--- DATASET ROWS ---
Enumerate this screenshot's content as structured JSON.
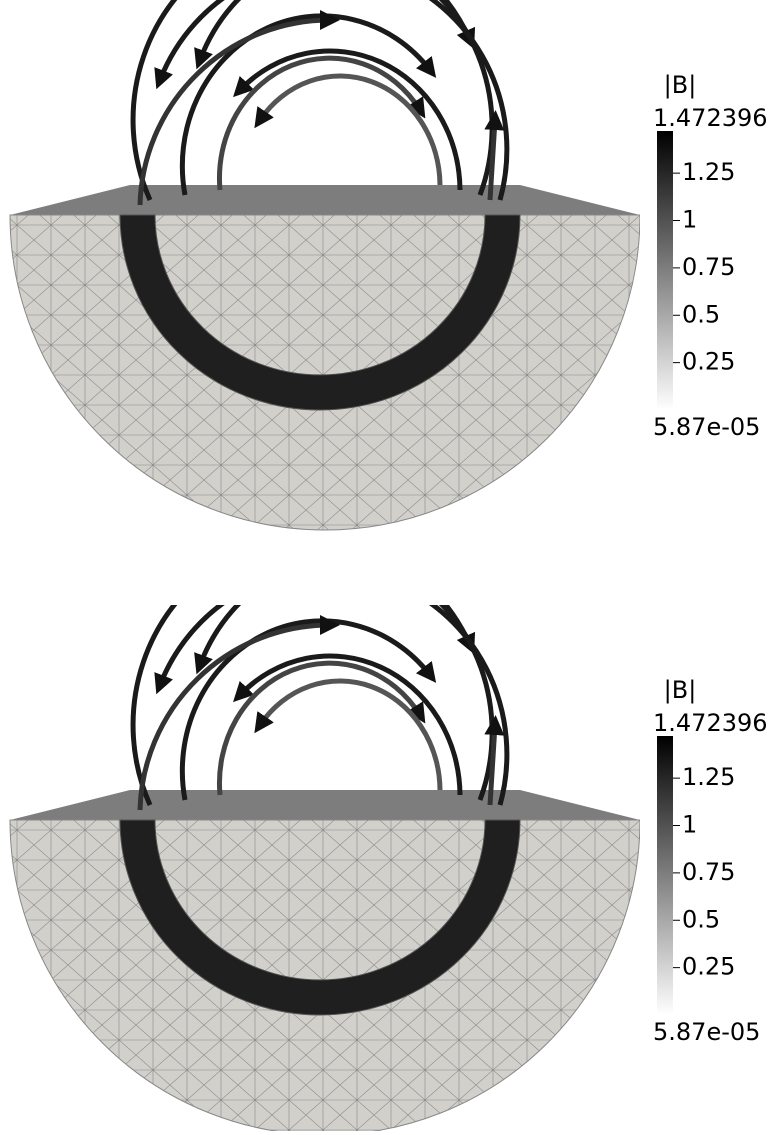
{
  "panels": [
    {
      "colorbar": {
        "title": "|B|",
        "range": [
          {
            "value": 5.87e-05,
            "label": "5.87e-05"
          },
          1.472396
        ],
        "ticks": [
          1.25,
          1,
          0.75,
          0.5,
          0.25
        ]
      }
    },
    {
      "colorbar": {
        "title": "|B|",
        "range": [
          {
            "value": 5.87e-05,
            "label": "5.87e-05"
          },
          1.472396
        ],
        "ticks": [
          1.25,
          1,
          0.75,
          0.5,
          0.25
        ]
      }
    }
  ]
}
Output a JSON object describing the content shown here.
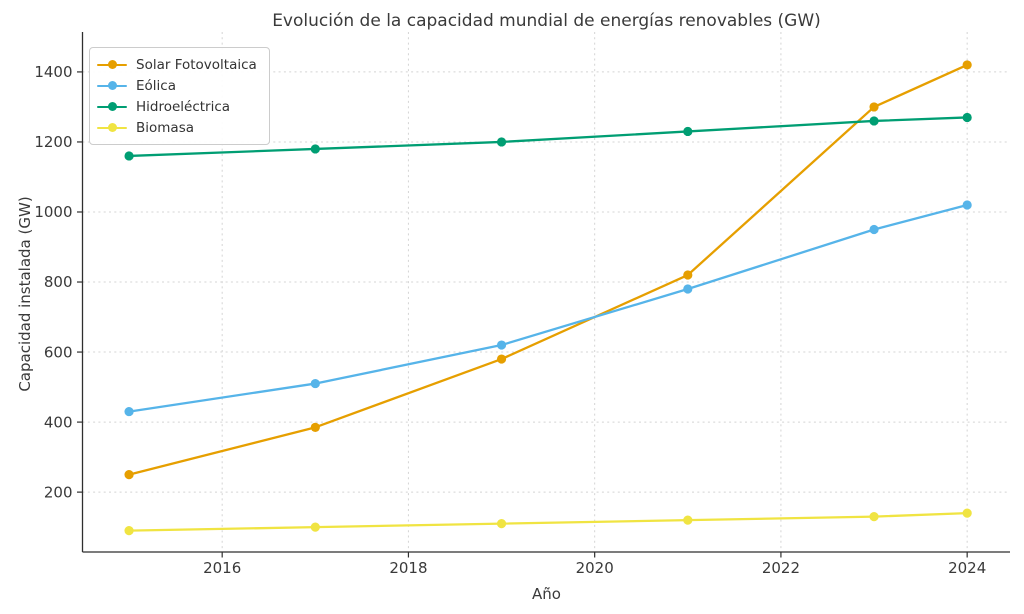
{
  "chart_data": {
    "type": "line",
    "title": "Evolución de la capacidad mundial de energías renovables (GW)",
    "xlabel": "Año",
    "ylabel": "Capacidad instalada (GW)",
    "x": [
      2015,
      2017,
      2019,
      2021,
      2023,
      2024
    ],
    "series": [
      {
        "name": "Solar Fotovoltaica",
        "color": "#E69F00",
        "values": [
          250,
          385,
          580,
          820,
          1300,
          1420
        ]
      },
      {
        "name": "Eólica",
        "color": "#56B4E9",
        "values": [
          430,
          510,
          620,
          780,
          950,
          1020
        ]
      },
      {
        "name": "Hidroeléctrica",
        "color": "#009E73",
        "values": [
          1160,
          1180,
          1200,
          1230,
          1260,
          1270
        ]
      },
      {
        "name": "Biomasa",
        "color": "#F0E442",
        "values": [
          90,
          100,
          110,
          120,
          130,
          140
        ]
      }
    ],
    "xlim": [
      2014.5,
      2024.46
    ],
    "ylim": [
      29,
      1514
    ],
    "xticks": [
      2016,
      2018,
      2020,
      2022,
      2024
    ],
    "yticks": [
      200,
      400,
      600,
      800,
      1000,
      1200,
      1400
    ],
    "grid": true,
    "grid_style": "dotted",
    "legend_position": "upper-left",
    "colors": {
      "axis": "#2f2f2f",
      "grid": "#d4d4d4",
      "text": "#3a3a3a",
      "legend_border": "#cccccc"
    }
  }
}
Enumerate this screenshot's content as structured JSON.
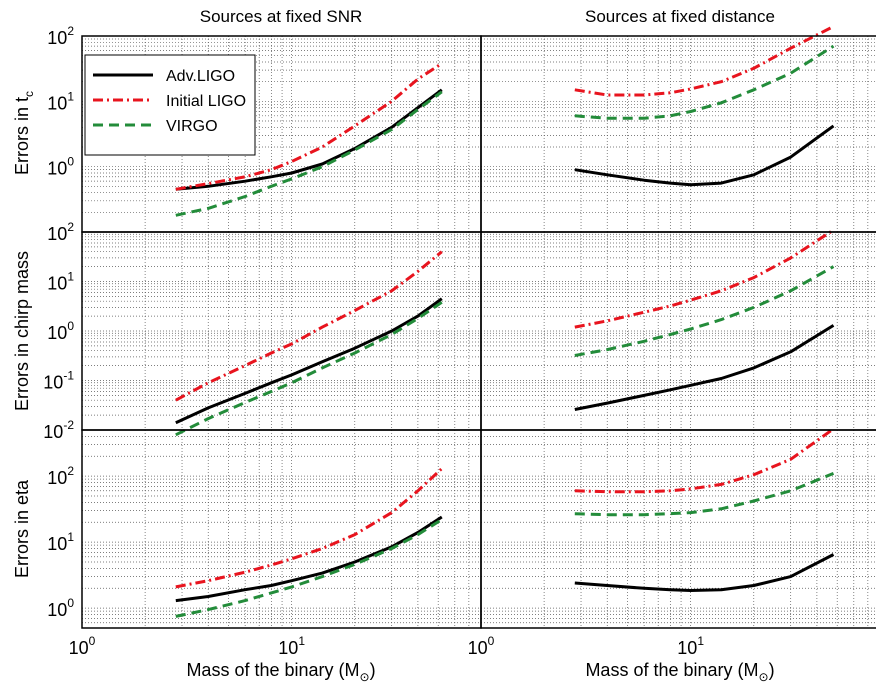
{
  "chart_data": {
    "type": "line",
    "x_scale": "log",
    "y_scale": "log",
    "grid": true,
    "legend_position": "top-left",
    "xlabel": "Mass of the binary (M",
    "xlabel_sub": "⊙",
    "xlabel_close": ")",
    "xlim": [
      1,
      80
    ],
    "x_tick_base": "10",
    "x_tick_exps": [
      "0",
      "1"
    ],
    "series_styles": [
      {
        "name": "Adv.LIGO",
        "color": "#000000",
        "dash": "",
        "width": 3
      },
      {
        "name": "Initial LIGO",
        "color": "#e8141e",
        "dash": "10,4,2,4",
        "width": 3
      },
      {
        "name": "VIRGO",
        "color": "#238c3a",
        "dash": "10,6",
        "width": 3
      }
    ],
    "columns": [
      {
        "title": "Sources at fixed SNR"
      },
      {
        "title": "Sources at fixed distance"
      }
    ],
    "rows": [
      {
        "ylabel": "Errors in t",
        "ylabel_sub": "c",
        "ylim": [
          0.1,
          100
        ],
        "y_tick_labels": [
          {
            "base": "10",
            "exp": "0",
            "value": 1
          },
          {
            "base": "10",
            "exp": "1",
            "value": 10
          },
          {
            "base": "10",
            "exp": "2",
            "value": 100
          }
        ],
        "panels": [
          {
            "x": [
              2.8,
              4,
              6,
              8,
              10,
              14,
              20,
              30,
              40,
              52
            ],
            "series": [
              {
                "name": "Adv.LIGO",
                "values": [
                  0.45,
                  0.5,
                  0.6,
                  0.7,
                  0.8,
                  1.1,
                  1.9,
                  4.0,
                  8.0,
                  15.0
                ]
              },
              {
                "name": "Initial LIGO",
                "values": [
                  0.45,
                  0.55,
                  0.7,
                  0.9,
                  1.2,
                  2.0,
                  4.2,
                  10.0,
                  22.0,
                  38.0
                ]
              },
              {
                "name": "VIRGO",
                "values": [
                  0.18,
                  0.23,
                  0.35,
                  0.5,
                  0.65,
                  1.0,
                  1.8,
                  3.7,
                  7.5,
                  14.0
                ]
              }
            ]
          },
          {
            "x": [
              2.8,
              4,
              6,
              8,
              10,
              14,
              20,
              30,
              48
            ],
            "series": [
              {
                "name": "Adv.LIGO",
                "values": [
                  0.9,
                  0.75,
                  0.62,
                  0.56,
                  0.53,
                  0.56,
                  0.75,
                  1.4,
                  4.2
                ]
              },
              {
                "name": "Initial LIGO",
                "values": [
                  15.0,
                  12.5,
                  12.5,
                  13.5,
                  15.5,
                  20.0,
                  32.0,
                  65.0,
                  140.0
                ]
              },
              {
                "name": "VIRGO",
                "values": [
                  6.0,
                  5.5,
                  5.5,
                  6.0,
                  7.0,
                  9.5,
                  15.0,
                  27.0,
                  70.0
                ]
              }
            ]
          }
        ]
      },
      {
        "ylabel": "Errors in chirp mass",
        "ylabel_sub": "",
        "ylim": [
          0.01,
          100
        ],
        "y_tick_labels": [
          {
            "base": "10",
            "exp": "-2",
            "value": 0.01
          },
          {
            "base": "10",
            "exp": "-1",
            "value": 0.1
          },
          {
            "base": "10",
            "exp": "0",
            "value": 1
          },
          {
            "base": "10",
            "exp": "1",
            "value": 10
          },
          {
            "base": "10",
            "exp": "2",
            "value": 100
          }
        ],
        "panels": [
          {
            "x": [
              2.8,
              4,
              6,
              8,
              10,
              14,
              20,
              30,
              40,
              52
            ],
            "series": [
              {
                "name": "Adv.LIGO",
                "values": [
                  0.014,
                  0.028,
                  0.055,
                  0.09,
                  0.13,
                  0.24,
                  0.45,
                  1.0,
                  2.0,
                  4.5
                ]
              },
              {
                "name": "Initial LIGO",
                "values": [
                  0.04,
                  0.09,
                  0.2,
                  0.36,
                  0.55,
                  1.2,
                  2.6,
                  6.5,
                  16.0,
                  40.0
                ]
              },
              {
                "name": "VIRGO",
                "values": [
                  0.008,
                  0.017,
                  0.036,
                  0.06,
                  0.09,
                  0.18,
                  0.36,
                  0.85,
                  1.8,
                  3.8
                ]
              }
            ]
          },
          {
            "x": [
              2.8,
              4,
              6,
              8,
              10,
              14,
              20,
              30,
              48
            ],
            "series": [
              {
                "name": "Adv.LIGO",
                "values": [
                  0.026,
                  0.035,
                  0.05,
                  0.065,
                  0.08,
                  0.11,
                  0.18,
                  0.38,
                  1.3
                ]
              },
              {
                "name": "Initial LIGO",
                "values": [
                  1.2,
                  1.6,
                  2.4,
                  3.2,
                  4.2,
                  6.5,
                  12.0,
                  30.0,
                  110.0
                ]
              },
              {
                "name": "VIRGO",
                "values": [
                  0.32,
                  0.42,
                  0.62,
                  0.85,
                  1.1,
                  1.7,
                  3.0,
                  6.5,
                  20.0
                ]
              }
            ]
          }
        ]
      },
      {
        "ylabel": "Errors in eta",
        "ylabel_sub": "",
        "ylim": [
          0.5,
          500
        ],
        "y_tick_labels": [
          {
            "base": "10",
            "exp": "0",
            "value": 1
          },
          {
            "base": "10",
            "exp": "1",
            "value": 10
          },
          {
            "base": "10",
            "exp": "2",
            "value": 100
          }
        ],
        "panels": [
          {
            "x": [
              2.8,
              4,
              6,
              8,
              10,
              14,
              20,
              30,
              40,
              52
            ],
            "series": [
              {
                "name": "Adv.LIGO",
                "values": [
                  1.3,
                  1.5,
                  1.9,
                  2.2,
                  2.6,
                  3.4,
                  5.0,
                  8.5,
                  14.0,
                  24.0
                ]
              },
              {
                "name": "Initial LIGO",
                "values": [
                  2.1,
                  2.6,
                  3.5,
                  4.5,
                  5.6,
                  8.0,
                  13.0,
                  28.0,
                  60.0,
                  130.0
                ]
              },
              {
                "name": "VIRGO",
                "values": [
                  0.75,
                  0.95,
                  1.3,
                  1.7,
                  2.1,
                  3.0,
                  4.6,
                  8.0,
                  13.0,
                  22.0
                ]
              }
            ]
          },
          {
            "x": [
              2.8,
              4,
              6,
              8,
              10,
              14,
              20,
              30,
              48
            ],
            "series": [
              {
                "name": "Adv.LIGO",
                "values": [
                  2.4,
                  2.2,
                  2.0,
                  1.9,
                  1.85,
                  1.9,
                  2.2,
                  3.0,
                  6.5
                ]
              },
              {
                "name": "Initial LIGO",
                "values": [
                  60.0,
                  58.0,
                  58.0,
                  60.0,
                  64.0,
                  75.0,
                  105.0,
                  180.0,
                  520.0
                ]
              },
              {
                "name": "VIRGO",
                "values": [
                  27.0,
                  26.0,
                  26.0,
                  27.0,
                  28.0,
                  32.0,
                  42.0,
                  60.0,
                  110.0
                ]
              }
            ]
          }
        ]
      }
    ]
  }
}
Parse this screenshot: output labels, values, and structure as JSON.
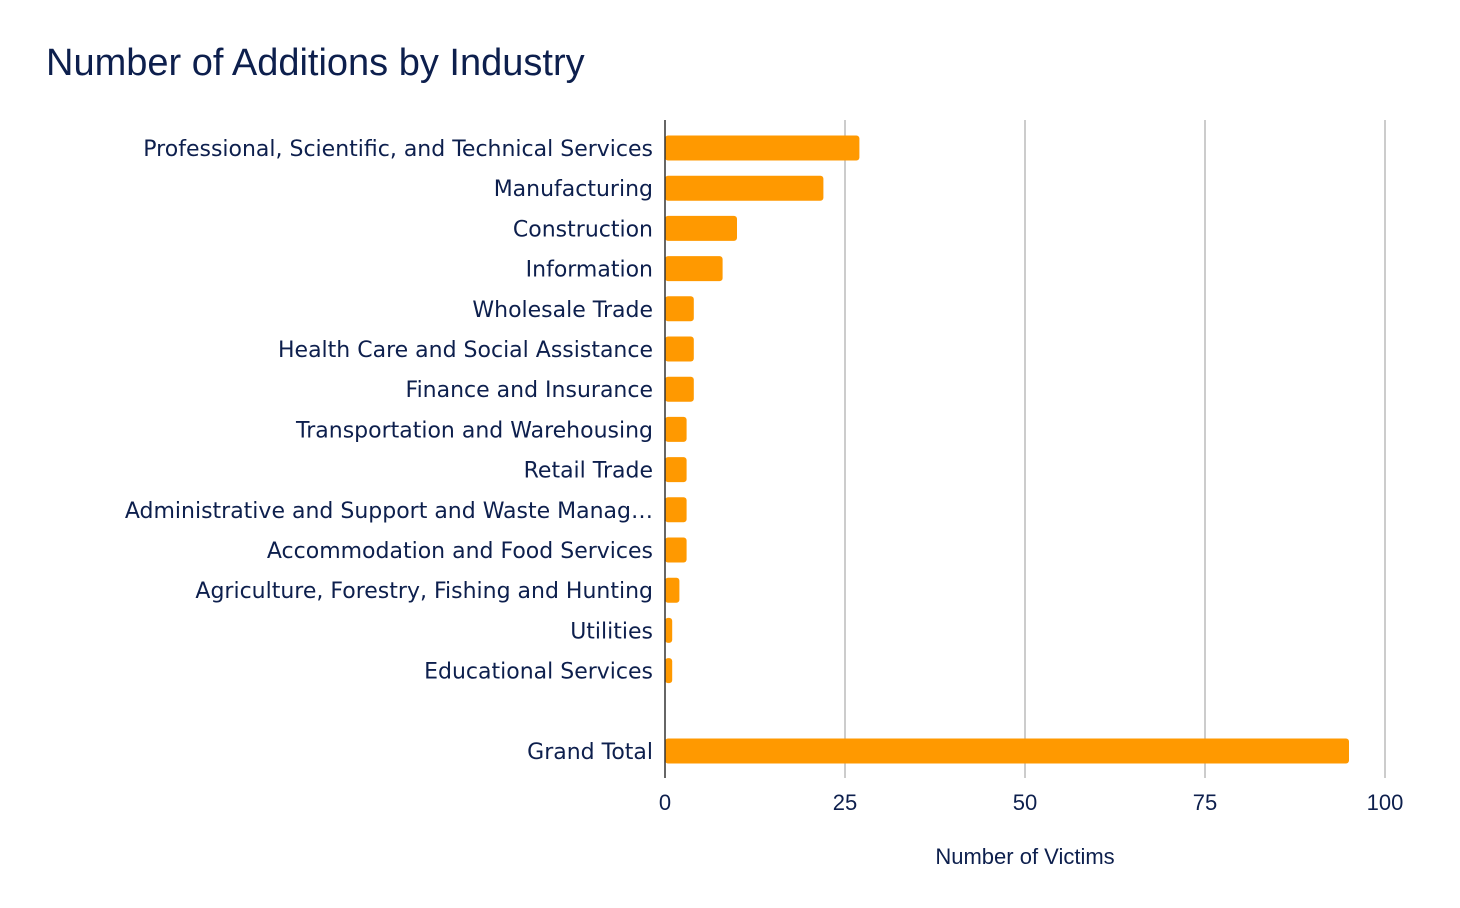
{
  "chart_data": {
    "type": "bar",
    "orientation": "horizontal",
    "title": "Number of Additions by Industry",
    "xlabel": "Number of Victims",
    "ylabel": "",
    "xlim": [
      0,
      100
    ],
    "xticks": [
      0,
      25,
      50,
      75,
      100
    ],
    "grid": true,
    "legend": "none",
    "bar_color": "#ff9900",
    "text_color": "#0d1f4d",
    "categories": [
      "Professional, Scientific, and Technical Services",
      "Manufacturing",
      "Construction",
      "Information",
      "Wholesale Trade",
      "Health Care and Social Assistance",
      "Finance and Insurance",
      "Transportation and Warehousing",
      "Retail Trade",
      "Administrative and Support and Waste Manag…",
      "Accommodation and Food Services",
      "Agriculture, Forestry, Fishing and Hunting",
      "Utilities",
      "Educational Services",
      "",
      "Grand Total"
    ],
    "values": [
      27,
      22,
      10,
      8,
      4,
      4,
      4,
      3,
      3,
      3,
      3,
      2,
      1,
      1,
      null,
      95
    ]
  }
}
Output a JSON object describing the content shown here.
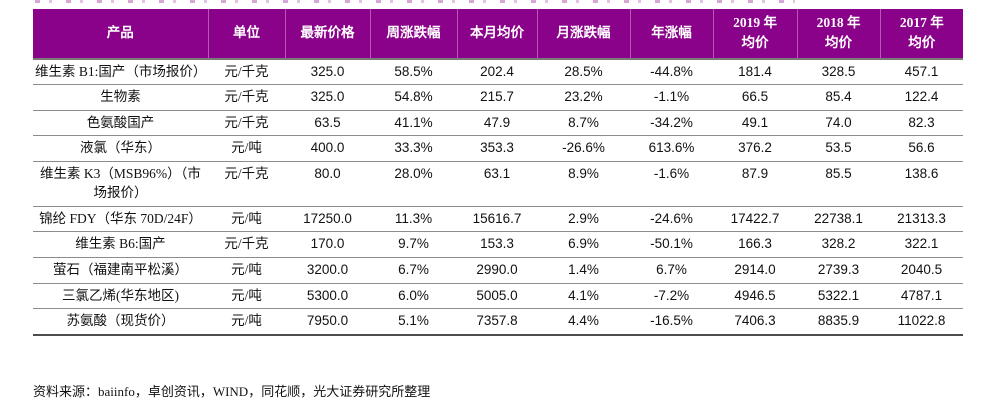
---
• _PROBLEM STATEMENT_: Select and copy every line of the listing with the word "title".

• _SOLVED PROBLEM_:
        "title": "|B|",
        "title": "|B|",
    "title": "Evolución de la capacidad mundial de energías renovables (GW)",
        "title": "Sources at fixed SNR"
        "title": "Sources at fixed distance"
    "title": "Number of Additions by Industry",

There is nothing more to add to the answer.